### Exercise objective
Render every line of the records below as one numbered list, skipping any blank lines and leaving out the pictures.

### Material for this task
- - -

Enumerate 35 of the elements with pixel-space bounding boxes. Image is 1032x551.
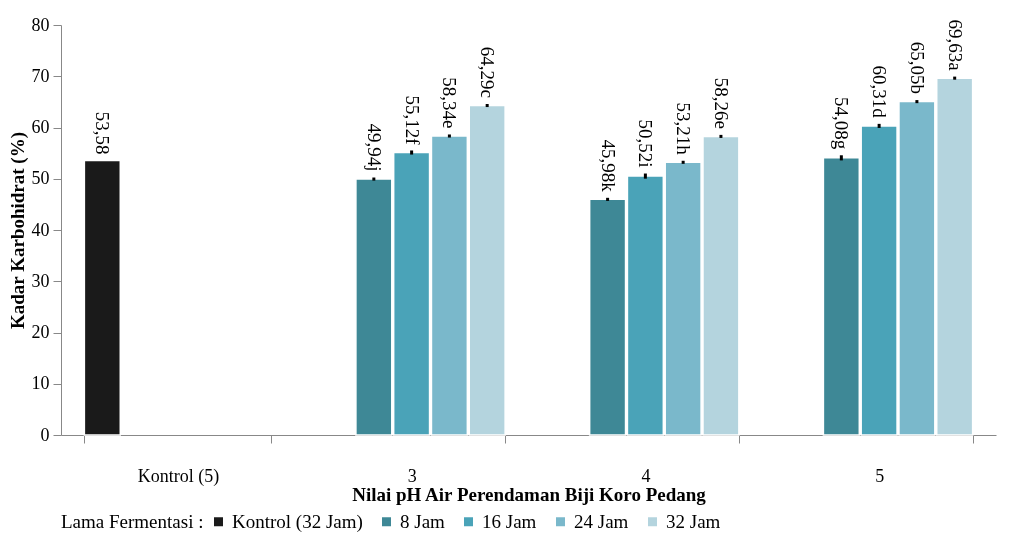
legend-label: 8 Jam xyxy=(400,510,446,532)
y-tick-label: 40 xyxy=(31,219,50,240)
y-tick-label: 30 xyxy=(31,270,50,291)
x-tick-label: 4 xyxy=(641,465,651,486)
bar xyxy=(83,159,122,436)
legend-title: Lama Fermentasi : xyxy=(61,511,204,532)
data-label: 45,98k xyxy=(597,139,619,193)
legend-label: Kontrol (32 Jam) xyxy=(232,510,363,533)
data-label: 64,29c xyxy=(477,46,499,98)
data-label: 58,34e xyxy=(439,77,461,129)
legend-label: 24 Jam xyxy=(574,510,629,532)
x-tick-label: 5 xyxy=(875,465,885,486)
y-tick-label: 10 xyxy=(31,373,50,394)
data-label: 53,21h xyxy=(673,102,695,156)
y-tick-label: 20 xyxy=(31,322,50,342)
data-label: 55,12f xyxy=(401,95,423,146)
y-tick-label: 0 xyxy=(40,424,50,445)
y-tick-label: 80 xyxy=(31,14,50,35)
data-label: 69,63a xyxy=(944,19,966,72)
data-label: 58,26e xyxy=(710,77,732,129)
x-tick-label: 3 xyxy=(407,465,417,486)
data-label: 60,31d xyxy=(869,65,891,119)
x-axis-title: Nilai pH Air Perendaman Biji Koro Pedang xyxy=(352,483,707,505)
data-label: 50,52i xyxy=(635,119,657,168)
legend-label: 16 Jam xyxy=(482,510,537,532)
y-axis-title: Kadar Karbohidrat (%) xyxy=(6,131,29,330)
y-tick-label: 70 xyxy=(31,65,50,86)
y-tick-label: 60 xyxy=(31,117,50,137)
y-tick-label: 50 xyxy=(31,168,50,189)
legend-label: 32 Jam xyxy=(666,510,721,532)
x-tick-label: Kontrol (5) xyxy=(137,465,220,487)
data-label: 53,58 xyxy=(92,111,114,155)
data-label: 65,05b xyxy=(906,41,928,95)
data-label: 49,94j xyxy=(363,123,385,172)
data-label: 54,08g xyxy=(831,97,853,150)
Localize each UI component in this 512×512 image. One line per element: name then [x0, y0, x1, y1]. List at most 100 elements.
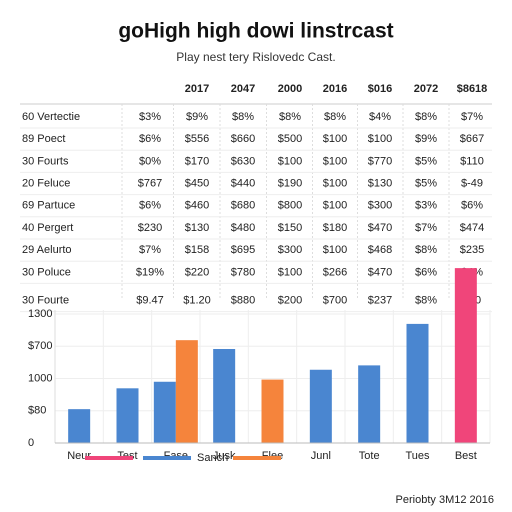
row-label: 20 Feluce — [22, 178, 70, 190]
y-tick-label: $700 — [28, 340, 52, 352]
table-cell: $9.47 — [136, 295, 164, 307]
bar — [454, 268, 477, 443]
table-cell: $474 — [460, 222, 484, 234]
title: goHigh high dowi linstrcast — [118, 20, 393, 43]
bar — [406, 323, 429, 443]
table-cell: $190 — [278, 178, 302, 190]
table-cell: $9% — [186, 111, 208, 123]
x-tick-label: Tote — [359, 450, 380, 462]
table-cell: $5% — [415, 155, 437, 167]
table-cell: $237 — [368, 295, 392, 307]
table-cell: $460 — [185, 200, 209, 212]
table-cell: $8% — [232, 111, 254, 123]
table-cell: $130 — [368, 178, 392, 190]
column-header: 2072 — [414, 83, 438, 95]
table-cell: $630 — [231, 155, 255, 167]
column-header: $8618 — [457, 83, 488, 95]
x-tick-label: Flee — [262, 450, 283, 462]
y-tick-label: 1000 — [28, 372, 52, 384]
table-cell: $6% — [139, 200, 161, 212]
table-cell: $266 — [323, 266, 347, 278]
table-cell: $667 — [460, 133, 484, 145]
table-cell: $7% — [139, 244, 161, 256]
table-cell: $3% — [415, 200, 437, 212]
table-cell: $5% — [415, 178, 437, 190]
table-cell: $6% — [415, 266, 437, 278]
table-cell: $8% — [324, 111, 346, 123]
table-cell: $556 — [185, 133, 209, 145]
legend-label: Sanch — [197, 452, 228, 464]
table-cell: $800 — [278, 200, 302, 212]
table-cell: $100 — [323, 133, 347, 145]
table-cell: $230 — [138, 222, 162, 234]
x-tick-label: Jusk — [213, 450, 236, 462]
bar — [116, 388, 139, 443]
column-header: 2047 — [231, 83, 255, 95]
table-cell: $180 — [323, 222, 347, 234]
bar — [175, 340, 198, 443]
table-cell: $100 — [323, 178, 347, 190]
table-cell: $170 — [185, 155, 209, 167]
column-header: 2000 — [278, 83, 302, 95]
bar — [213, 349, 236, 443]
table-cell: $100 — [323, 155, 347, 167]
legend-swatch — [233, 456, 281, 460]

- - -

### Response to the exercise
1. Enumerate 35 of the elements with pixel-space bounding boxes. Image is 1032x551.
2. legend-label: 8 Jam xyxy=(400,510,446,532)
3. y-tick-label: 40 xyxy=(31,219,50,240)
4. y-tick-label: 30 xyxy=(31,270,50,291)
5. x-tick-label: 4 xyxy=(641,465,651,486)
6. bar xyxy=(83,159,122,436)
7. legend-title: Lama Fermentasi : xyxy=(61,511,204,532)
8. data-label: 45,98k xyxy=(597,139,619,193)
9. legend-label: Kontrol (32 Jam) xyxy=(232,510,363,533)
10. data-label: 64,29c xyxy=(477,46,499,98)
11. data-label: 58,34e xyxy=(439,77,461,129)
12. legend-label: 24 Jam xyxy=(574,510,629,532)
13. x-tick-label: 5 xyxy=(875,465,885,486)
14. y-tick-label: 10 xyxy=(31,373,50,394)
15. data-label: 53,21h xyxy=(673,102,695,156)
16. y-tick-label: 20 xyxy=(31,322,50,342)
17. data-label: 55,12f xyxy=(401,95,423,146)
18. y-tick-label: 0 xyxy=(40,424,50,445)
19. y-tick-label: 80 xyxy=(31,14,50,35)
20. data-label: 69,63a xyxy=(944,19,966,72)
21. data-label: 58,26e xyxy=(710,77,732,129)
22. x-tick-label: 3 xyxy=(407,465,417,486)
23. data-label: 60,31d xyxy=(869,65,891,119)
24. x-axis-title: Nilai pH Air Perendaman Biji Koro Pedang xyxy=(352,483,707,505)
25. data-label: 50,52i xyxy=(635,119,657,168)
26. legend-label: 16 Jam xyxy=(482,510,537,532)
27. y-axis-title: Kadar Karbohidrat (%) xyxy=(6,131,29,330)
28. y-tick-label: 70 xyxy=(31,65,50,86)
29. y-tick-label: 60 xyxy=(31,117,50,137)
30. y-tick-label: 50 xyxy=(31,168,50,189)
31. legend-label: 32 Jam xyxy=(666,510,721,532)
32. x-tick-label: Kontrol (5) xyxy=(137,465,220,487)
33. data-label: 53,58 xyxy=(92,111,114,155)
34. data-label: 65,05b xyxy=(906,41,928,95)
35. data-label: 49,94j xyxy=(363,123,385,172)
36. data-label: 54,08g xyxy=(831,97,853,150)
37. Localize each UI component in this 512×512 image. One line per element: name then [x0, y0, x1, y1]. List at most 100 elements.
38. row-label: 20 Feluce — [22, 178, 70, 190]
39. y-tick-label: $700 — [28, 340, 52, 352]
40. table-cell: $9.47 — [136, 295, 164, 307]
41. bar — [454, 268, 477, 443]
42. table-cell: $474 — [460, 222, 484, 234]
43. title: goHigh high dowi linstrcast — [118, 20, 393, 43]
44. bar — [406, 323, 429, 443]
45. table-cell: $190 — [278, 178, 302, 190]
46. table-cell: $9% — [186, 111, 208, 123]
47. x-tick-label: Tote — [359, 450, 380, 462]
48. table-cell: $5% — [415, 155, 437, 167]
49. table-cell: $237 — [368, 295, 392, 307]
50. table-cell: $460 — [185, 200, 209, 212]
51. table-cell: $8% — [232, 111, 254, 123]
52. table-cell: $130 — [368, 178, 392, 190]
53. column-header: 2072 — [414, 83, 438, 95]
54. table-cell: $630 — [231, 155, 255, 167]
55. column-header: $8618 — [457, 83, 488, 95]
56. x-tick-label: Flee — [262, 450, 283, 462]
57. y-tick-label: 1000 — [28, 372, 52, 384]
58. table-cell: $6% — [139, 200, 161, 212]
59. table-cell: $266 — [323, 266, 347, 278]
60. table-cell: $667 — [460, 133, 484, 145]
61. table-cell: $7% — [139, 244, 161, 256]
62. table-cell: $3% — [415, 200, 437, 212]
63. table-cell: $5% — [415, 178, 437, 190]
64. table-cell: $6% — [415, 266, 437, 278]
65. table-cell: $8% — [324, 111, 346, 123]
66. table-cell: $556 — [185, 133, 209, 145]
67. legend-label: Sanch — [197, 452, 228, 464]
68. table-cell: $800 — [278, 200, 302, 212]
69. table-cell: $100 — [323, 133, 347, 145]
70. table-cell: $230 — [138, 222, 162, 234]
71. x-tick-label: Jusk — [213, 450, 236, 462]
72. bar — [116, 388, 139, 443]
73. column-header: 2047 — [231, 83, 255, 95]
74. table-cell: $180 — [323, 222, 347, 234]
75. bar — [175, 340, 198, 443]
76. table-cell: $100 — [323, 178, 347, 190]
77. table-cell: $170 — [185, 155, 209, 167]
78. column-header: 2000 — [278, 83, 302, 95]
79. bar — [213, 349, 236, 443]
80. table-cell: $100 — [323, 155, 347, 167]
81. legend-swatch — [233, 456, 281, 460]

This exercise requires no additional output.